[Start of Supplied data]

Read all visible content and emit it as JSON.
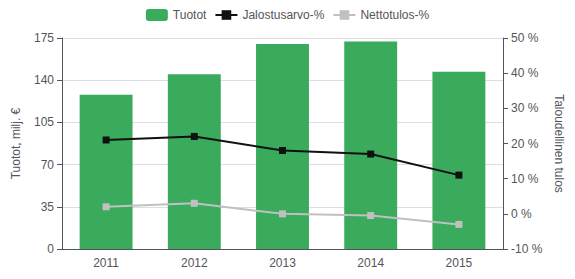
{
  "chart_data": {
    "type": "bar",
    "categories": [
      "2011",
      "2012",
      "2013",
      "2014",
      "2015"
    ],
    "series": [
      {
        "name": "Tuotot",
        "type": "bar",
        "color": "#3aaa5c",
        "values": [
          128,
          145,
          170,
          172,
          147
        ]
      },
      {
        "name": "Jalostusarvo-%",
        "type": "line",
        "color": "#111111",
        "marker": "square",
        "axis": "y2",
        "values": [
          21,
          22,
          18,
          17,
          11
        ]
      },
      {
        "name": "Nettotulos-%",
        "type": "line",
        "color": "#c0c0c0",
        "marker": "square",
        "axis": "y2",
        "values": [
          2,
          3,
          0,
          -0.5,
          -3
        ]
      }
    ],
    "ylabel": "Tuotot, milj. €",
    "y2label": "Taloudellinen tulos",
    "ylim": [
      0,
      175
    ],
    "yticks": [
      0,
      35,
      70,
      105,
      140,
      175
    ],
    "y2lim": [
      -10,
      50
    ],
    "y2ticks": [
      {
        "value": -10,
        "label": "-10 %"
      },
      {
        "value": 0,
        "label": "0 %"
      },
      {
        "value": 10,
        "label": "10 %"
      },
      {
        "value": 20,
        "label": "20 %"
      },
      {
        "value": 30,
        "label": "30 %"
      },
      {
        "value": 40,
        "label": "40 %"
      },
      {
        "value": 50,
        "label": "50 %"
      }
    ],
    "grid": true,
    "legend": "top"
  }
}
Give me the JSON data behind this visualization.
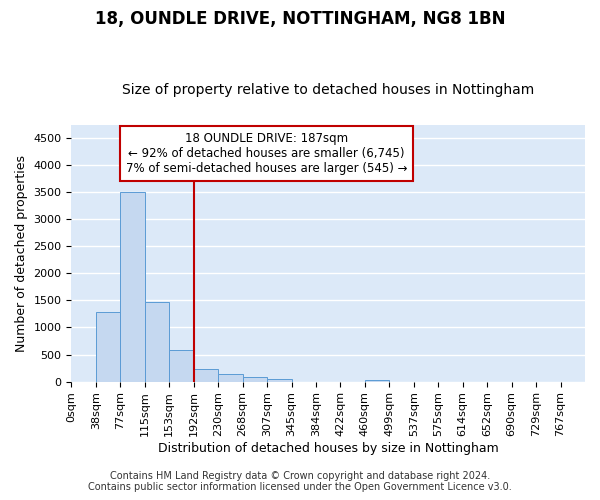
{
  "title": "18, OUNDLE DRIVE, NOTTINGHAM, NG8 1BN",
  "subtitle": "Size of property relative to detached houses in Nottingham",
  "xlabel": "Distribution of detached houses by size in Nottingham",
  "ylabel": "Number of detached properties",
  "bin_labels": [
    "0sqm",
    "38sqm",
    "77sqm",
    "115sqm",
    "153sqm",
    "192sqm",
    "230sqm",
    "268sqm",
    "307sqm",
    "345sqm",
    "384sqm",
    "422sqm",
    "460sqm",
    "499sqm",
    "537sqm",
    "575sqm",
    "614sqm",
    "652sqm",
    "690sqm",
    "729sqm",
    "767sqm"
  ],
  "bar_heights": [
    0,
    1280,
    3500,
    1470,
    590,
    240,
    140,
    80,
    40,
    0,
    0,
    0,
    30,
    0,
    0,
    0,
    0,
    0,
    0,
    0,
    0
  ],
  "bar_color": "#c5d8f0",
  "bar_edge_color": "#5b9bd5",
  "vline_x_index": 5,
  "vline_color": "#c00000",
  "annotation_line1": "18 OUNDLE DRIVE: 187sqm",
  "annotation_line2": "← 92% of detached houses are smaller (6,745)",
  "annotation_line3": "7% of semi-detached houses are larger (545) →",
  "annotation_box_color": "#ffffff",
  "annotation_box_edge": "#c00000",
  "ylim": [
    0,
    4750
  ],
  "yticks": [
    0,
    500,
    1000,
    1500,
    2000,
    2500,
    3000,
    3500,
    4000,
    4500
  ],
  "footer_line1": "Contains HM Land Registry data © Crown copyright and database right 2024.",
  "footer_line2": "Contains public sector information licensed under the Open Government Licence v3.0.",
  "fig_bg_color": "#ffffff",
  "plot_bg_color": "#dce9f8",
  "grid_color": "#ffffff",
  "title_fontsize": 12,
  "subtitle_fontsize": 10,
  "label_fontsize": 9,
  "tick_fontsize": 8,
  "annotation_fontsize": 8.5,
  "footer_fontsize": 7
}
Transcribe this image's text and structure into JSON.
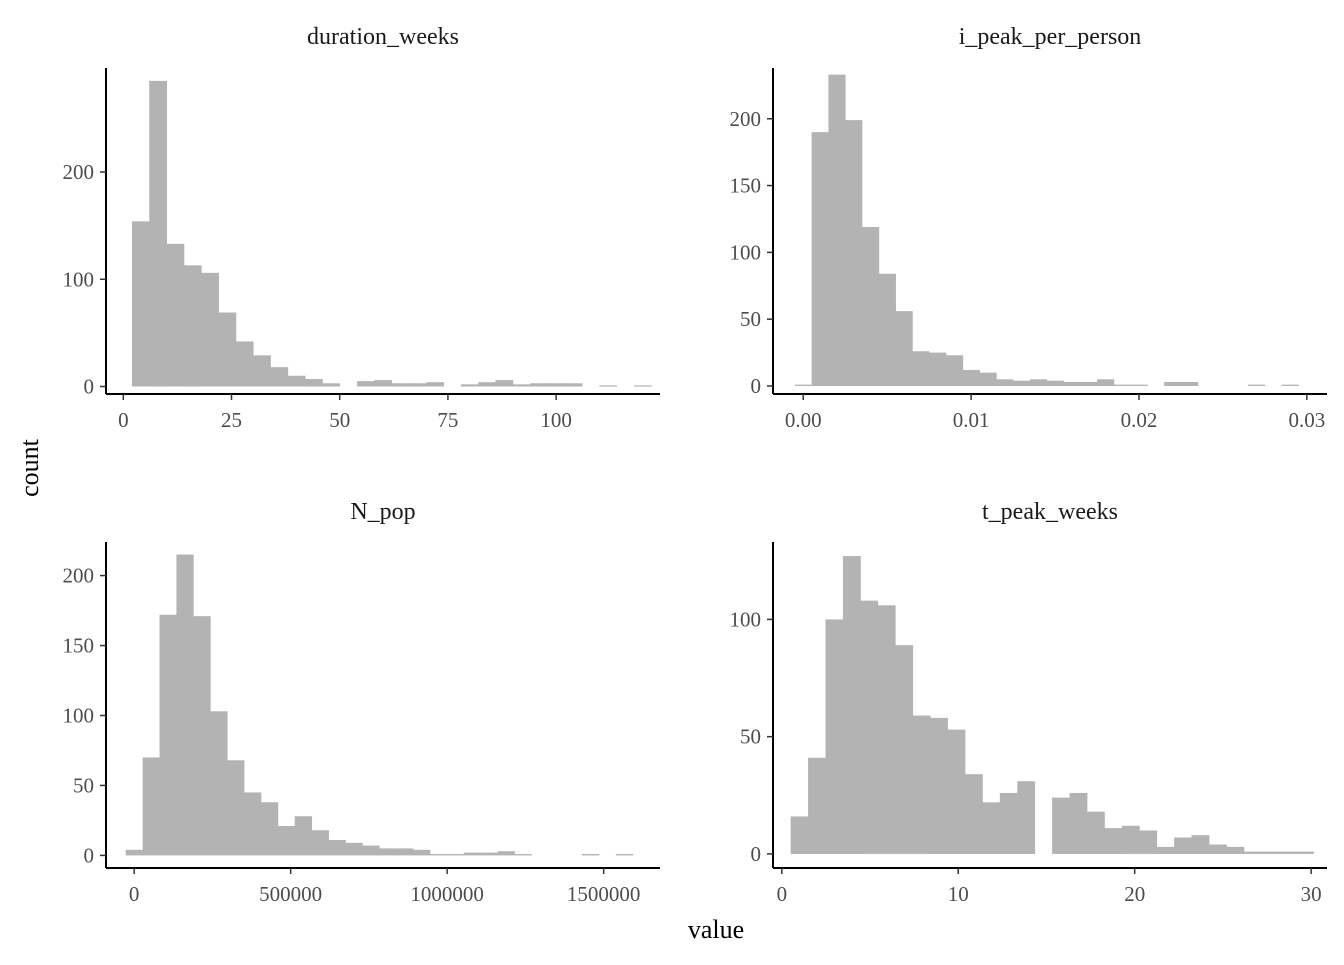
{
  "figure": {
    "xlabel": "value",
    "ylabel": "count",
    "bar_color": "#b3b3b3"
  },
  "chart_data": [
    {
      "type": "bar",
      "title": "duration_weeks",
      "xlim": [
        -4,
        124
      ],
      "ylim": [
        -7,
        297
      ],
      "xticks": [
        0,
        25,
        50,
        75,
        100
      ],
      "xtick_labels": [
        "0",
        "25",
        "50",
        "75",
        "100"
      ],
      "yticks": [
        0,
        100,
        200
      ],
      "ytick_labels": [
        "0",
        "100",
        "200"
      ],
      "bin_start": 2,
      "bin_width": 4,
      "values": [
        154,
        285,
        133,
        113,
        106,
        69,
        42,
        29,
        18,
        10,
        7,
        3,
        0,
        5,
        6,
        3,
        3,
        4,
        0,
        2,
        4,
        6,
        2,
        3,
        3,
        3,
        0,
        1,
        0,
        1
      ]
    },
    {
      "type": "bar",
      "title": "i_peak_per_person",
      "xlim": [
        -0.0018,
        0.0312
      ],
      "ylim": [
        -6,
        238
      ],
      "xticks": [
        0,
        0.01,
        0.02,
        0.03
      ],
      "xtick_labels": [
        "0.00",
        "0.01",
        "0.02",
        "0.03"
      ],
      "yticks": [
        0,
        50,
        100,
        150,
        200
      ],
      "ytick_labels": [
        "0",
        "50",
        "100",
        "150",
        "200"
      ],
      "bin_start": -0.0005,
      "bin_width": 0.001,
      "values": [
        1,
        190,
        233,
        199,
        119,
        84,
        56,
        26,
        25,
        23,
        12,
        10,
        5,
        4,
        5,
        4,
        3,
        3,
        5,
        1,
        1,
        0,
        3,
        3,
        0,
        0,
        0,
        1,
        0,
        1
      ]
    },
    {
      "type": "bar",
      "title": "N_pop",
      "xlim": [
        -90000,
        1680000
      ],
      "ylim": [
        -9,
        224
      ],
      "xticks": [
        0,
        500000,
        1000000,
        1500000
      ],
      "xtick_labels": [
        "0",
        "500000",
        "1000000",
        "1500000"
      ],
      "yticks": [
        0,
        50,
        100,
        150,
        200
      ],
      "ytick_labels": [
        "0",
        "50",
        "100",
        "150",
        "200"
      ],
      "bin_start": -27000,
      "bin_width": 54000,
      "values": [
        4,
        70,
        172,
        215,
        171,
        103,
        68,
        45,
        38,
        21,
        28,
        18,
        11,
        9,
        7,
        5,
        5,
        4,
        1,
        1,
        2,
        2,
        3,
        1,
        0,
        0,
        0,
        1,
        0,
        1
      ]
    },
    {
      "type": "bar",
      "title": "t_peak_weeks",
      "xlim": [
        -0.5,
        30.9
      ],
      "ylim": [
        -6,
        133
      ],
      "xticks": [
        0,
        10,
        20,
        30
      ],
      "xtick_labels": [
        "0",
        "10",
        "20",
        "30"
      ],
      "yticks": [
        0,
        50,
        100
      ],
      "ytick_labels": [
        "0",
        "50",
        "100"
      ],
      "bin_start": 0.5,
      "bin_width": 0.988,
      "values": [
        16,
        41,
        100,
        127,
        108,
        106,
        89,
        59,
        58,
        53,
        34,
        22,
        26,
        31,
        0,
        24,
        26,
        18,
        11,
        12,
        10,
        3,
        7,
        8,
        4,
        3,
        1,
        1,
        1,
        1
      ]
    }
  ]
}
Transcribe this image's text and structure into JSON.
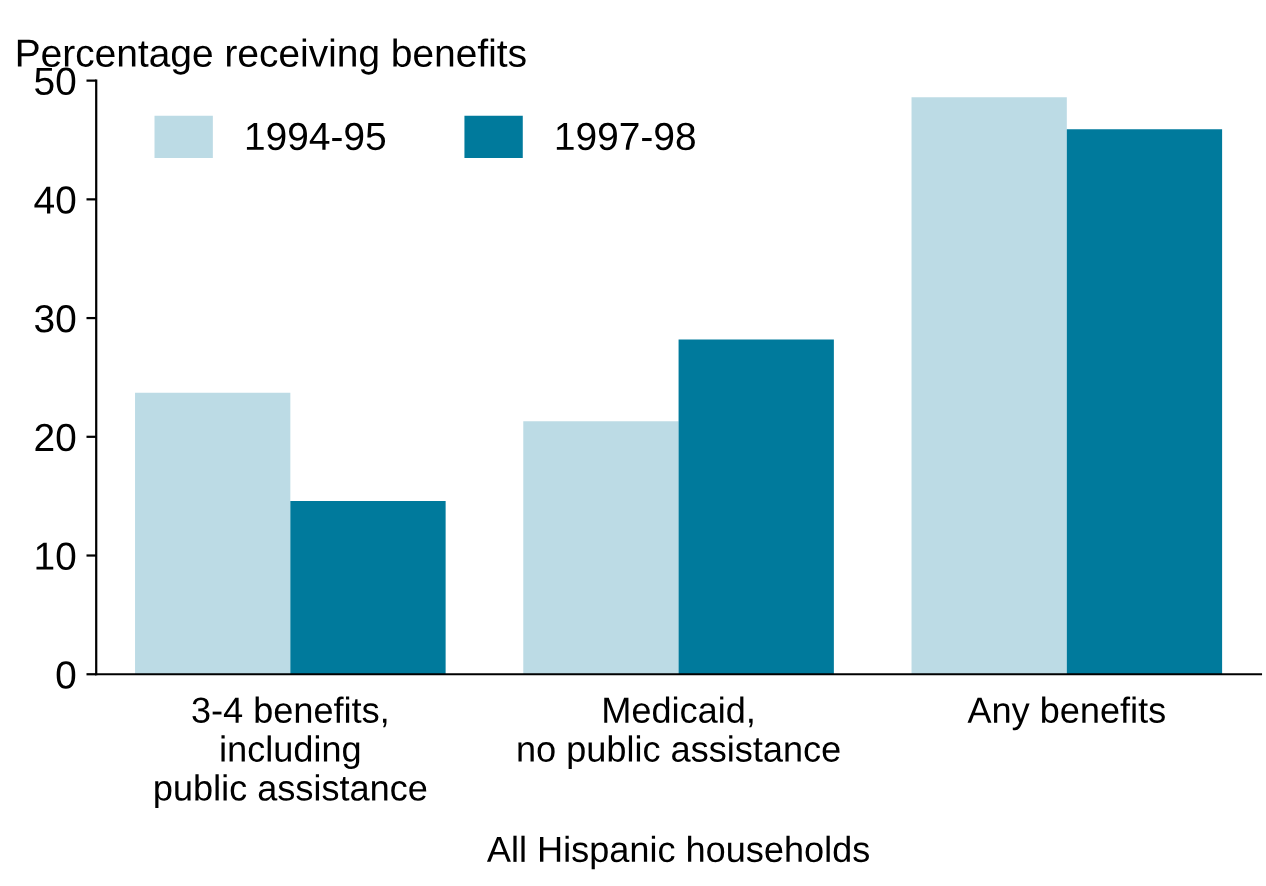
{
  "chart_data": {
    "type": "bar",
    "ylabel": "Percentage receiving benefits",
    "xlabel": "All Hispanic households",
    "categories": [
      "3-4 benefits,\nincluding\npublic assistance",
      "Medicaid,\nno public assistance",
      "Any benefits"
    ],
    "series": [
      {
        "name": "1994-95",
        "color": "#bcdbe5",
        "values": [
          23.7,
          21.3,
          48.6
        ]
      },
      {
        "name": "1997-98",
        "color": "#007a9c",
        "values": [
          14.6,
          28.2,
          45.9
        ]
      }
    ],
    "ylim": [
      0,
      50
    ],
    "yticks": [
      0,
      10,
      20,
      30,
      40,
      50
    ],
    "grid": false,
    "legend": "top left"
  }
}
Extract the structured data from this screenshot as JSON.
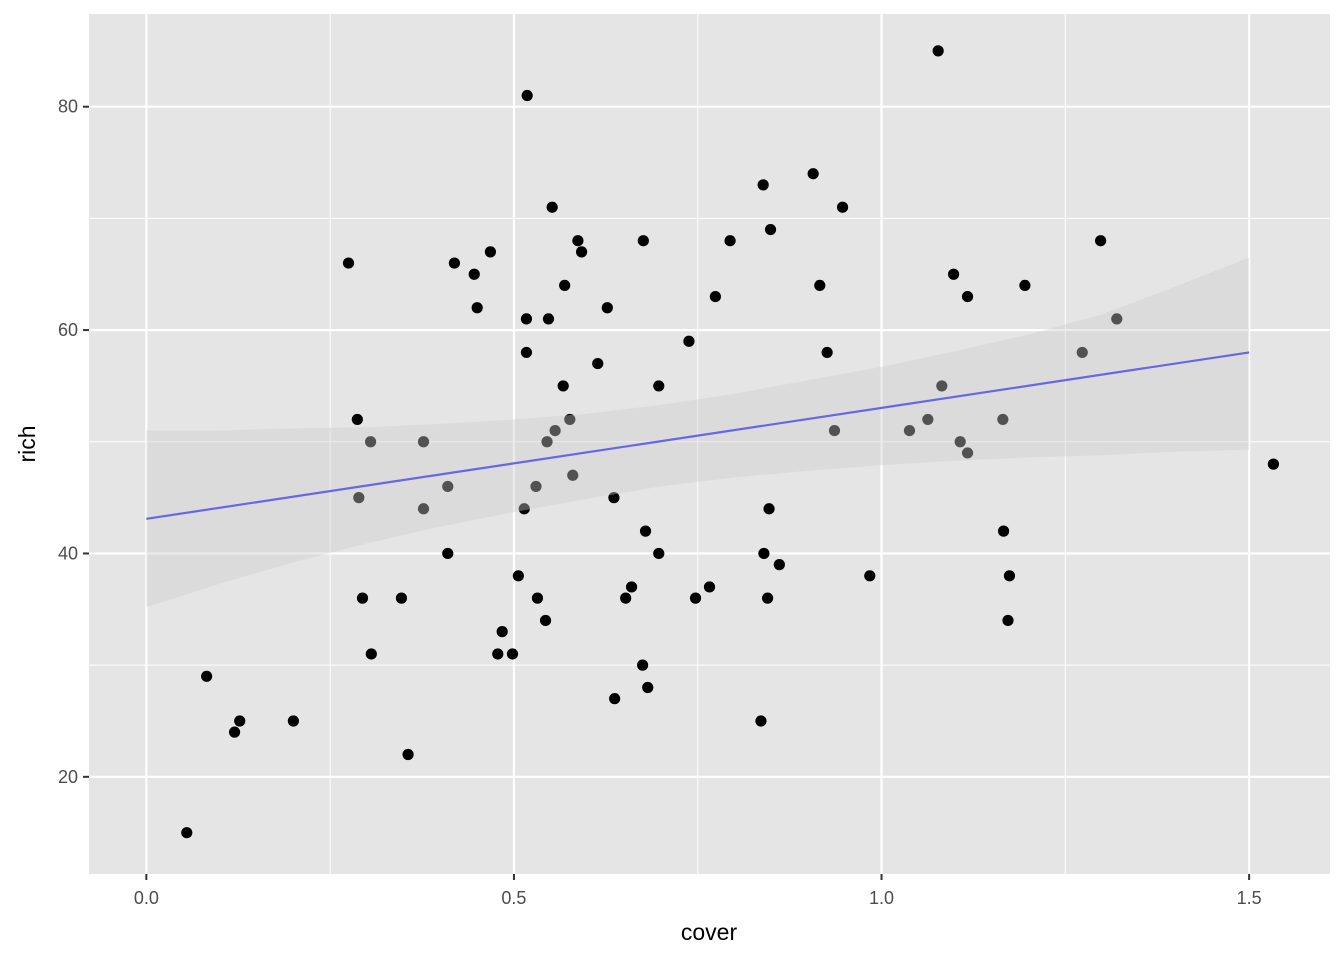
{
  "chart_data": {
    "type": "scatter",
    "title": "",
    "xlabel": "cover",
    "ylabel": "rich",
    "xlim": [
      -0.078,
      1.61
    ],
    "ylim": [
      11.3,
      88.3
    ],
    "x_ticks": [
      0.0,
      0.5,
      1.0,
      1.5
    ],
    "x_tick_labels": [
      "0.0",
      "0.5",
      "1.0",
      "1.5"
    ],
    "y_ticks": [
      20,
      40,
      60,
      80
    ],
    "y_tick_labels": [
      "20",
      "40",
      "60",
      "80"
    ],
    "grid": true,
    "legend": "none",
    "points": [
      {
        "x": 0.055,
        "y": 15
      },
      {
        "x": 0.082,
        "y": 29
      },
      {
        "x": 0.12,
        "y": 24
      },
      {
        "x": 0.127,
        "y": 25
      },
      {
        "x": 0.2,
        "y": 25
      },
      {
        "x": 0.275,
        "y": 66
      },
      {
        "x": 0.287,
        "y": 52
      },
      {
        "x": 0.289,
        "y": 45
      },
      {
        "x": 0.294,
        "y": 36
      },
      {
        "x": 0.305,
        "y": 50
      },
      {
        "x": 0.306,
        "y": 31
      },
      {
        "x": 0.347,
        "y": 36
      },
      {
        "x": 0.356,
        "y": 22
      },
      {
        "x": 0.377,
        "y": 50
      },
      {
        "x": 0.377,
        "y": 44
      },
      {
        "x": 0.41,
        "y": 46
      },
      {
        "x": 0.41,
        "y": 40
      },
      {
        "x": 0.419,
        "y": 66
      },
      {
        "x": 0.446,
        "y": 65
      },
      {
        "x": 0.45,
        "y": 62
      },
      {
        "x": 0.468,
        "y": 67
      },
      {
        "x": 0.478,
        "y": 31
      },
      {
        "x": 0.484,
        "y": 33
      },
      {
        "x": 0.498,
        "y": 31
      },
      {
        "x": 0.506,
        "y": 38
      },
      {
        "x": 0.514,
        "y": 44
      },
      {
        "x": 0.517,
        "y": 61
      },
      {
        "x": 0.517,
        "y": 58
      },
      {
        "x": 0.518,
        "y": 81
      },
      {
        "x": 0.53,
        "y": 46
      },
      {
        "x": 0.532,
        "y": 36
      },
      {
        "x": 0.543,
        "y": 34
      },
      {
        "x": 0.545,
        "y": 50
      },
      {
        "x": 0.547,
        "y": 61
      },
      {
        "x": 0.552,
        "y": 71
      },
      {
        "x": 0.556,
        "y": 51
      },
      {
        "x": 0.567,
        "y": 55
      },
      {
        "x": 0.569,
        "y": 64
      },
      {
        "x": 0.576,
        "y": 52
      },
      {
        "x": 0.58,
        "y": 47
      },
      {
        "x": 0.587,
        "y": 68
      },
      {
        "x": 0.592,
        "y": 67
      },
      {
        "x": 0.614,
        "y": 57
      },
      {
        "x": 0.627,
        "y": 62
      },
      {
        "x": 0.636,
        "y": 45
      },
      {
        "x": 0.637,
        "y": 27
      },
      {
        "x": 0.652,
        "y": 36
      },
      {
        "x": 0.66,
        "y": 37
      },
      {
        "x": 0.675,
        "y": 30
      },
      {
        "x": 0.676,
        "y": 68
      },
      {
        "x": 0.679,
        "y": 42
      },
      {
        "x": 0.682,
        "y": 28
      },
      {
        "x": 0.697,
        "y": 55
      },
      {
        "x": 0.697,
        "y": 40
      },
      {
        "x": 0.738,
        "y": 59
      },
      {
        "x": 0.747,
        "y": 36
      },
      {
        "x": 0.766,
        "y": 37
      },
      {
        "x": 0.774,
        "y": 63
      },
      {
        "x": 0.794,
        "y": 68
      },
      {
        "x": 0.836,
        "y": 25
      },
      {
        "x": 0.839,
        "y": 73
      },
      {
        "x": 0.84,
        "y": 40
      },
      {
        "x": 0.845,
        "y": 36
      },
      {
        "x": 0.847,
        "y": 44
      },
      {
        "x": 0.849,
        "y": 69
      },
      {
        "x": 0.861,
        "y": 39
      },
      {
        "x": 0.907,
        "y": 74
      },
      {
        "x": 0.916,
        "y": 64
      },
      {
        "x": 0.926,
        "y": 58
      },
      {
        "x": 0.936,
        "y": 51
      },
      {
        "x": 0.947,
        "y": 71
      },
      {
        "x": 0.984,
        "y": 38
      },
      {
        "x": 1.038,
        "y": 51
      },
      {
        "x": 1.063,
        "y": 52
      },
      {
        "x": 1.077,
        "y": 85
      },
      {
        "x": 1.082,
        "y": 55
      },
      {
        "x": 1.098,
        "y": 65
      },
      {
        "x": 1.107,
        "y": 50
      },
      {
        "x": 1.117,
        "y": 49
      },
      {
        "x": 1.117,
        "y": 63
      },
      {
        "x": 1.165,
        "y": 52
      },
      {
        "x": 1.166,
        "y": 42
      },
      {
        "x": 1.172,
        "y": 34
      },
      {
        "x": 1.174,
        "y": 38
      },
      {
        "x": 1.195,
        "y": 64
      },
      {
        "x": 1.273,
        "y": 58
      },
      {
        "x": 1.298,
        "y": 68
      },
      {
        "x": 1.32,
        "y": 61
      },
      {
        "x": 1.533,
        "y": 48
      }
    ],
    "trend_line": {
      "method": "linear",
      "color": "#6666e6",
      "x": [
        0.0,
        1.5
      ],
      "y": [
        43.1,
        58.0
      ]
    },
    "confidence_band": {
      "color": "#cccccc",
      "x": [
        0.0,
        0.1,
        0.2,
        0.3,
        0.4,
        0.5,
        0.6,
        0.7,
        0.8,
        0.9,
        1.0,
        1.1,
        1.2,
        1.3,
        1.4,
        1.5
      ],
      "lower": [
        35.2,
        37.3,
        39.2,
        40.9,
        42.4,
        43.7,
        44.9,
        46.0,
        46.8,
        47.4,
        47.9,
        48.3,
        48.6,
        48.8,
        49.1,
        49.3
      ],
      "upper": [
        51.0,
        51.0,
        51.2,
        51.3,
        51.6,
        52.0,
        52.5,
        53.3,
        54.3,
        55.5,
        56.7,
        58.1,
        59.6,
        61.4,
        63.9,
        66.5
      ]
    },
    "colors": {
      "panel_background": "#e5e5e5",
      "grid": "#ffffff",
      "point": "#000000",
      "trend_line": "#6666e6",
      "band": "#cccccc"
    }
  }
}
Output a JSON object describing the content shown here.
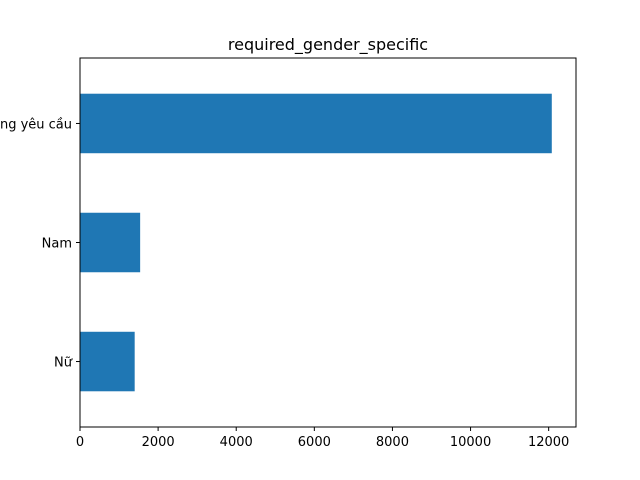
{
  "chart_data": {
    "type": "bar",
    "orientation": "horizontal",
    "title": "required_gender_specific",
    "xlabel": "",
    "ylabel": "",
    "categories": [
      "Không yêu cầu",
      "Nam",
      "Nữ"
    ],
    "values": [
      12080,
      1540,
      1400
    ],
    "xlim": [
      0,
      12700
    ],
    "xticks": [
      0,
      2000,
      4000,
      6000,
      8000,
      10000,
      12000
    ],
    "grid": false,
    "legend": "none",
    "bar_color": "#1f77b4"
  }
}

[End of Supplied data]

**Short task:**
Search the records above for the string "name". Copy every line that contains it.

**Completed task:**
        "name": "Tuotot",
        "name": "Jalostusarvo-%",
        "name": "Nettotulos-%",
        "name": "1994-95",
        "name": "1997-98",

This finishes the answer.